Task objective — All lines featuring the string "value" are to be listed.

[Dataset records]
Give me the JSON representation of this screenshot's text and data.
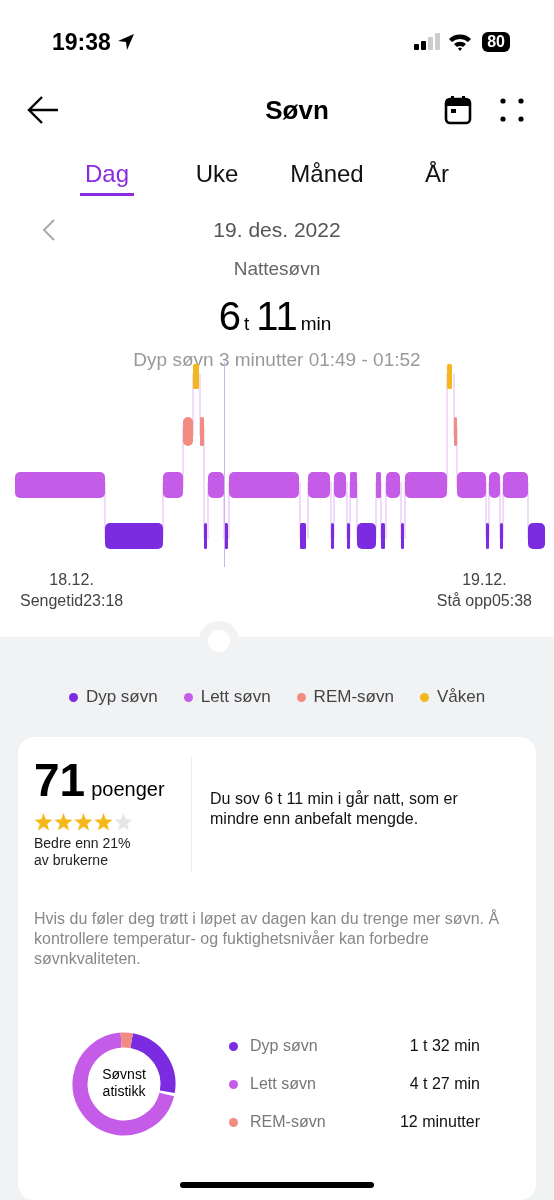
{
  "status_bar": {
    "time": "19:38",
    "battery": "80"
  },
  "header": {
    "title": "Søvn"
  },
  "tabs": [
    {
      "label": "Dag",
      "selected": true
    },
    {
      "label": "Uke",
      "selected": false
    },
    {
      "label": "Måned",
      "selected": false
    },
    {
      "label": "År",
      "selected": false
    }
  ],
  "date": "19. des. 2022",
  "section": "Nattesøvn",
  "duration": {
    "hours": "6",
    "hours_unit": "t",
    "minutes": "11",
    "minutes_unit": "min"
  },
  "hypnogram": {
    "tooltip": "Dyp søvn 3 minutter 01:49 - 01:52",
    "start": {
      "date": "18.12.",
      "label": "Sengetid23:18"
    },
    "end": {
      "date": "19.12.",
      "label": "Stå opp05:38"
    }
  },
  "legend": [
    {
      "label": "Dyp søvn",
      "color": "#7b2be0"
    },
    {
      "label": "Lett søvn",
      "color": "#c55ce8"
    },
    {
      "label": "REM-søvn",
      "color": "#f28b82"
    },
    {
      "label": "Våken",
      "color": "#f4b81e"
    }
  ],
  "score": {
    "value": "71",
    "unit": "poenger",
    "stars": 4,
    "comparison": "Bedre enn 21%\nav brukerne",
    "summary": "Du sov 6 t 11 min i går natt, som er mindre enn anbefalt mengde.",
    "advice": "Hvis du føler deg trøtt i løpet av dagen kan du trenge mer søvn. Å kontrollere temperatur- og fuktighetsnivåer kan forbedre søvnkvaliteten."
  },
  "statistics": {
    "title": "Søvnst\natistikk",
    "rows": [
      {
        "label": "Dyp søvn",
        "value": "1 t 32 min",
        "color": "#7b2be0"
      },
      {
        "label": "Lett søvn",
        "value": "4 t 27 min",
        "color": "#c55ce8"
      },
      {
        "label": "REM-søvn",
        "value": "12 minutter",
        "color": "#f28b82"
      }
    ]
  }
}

Problem solution —
    "value": "71",
        "value": "1 t 32 min",
        "value": "4 t 27 min",
        "value": "12 minutter",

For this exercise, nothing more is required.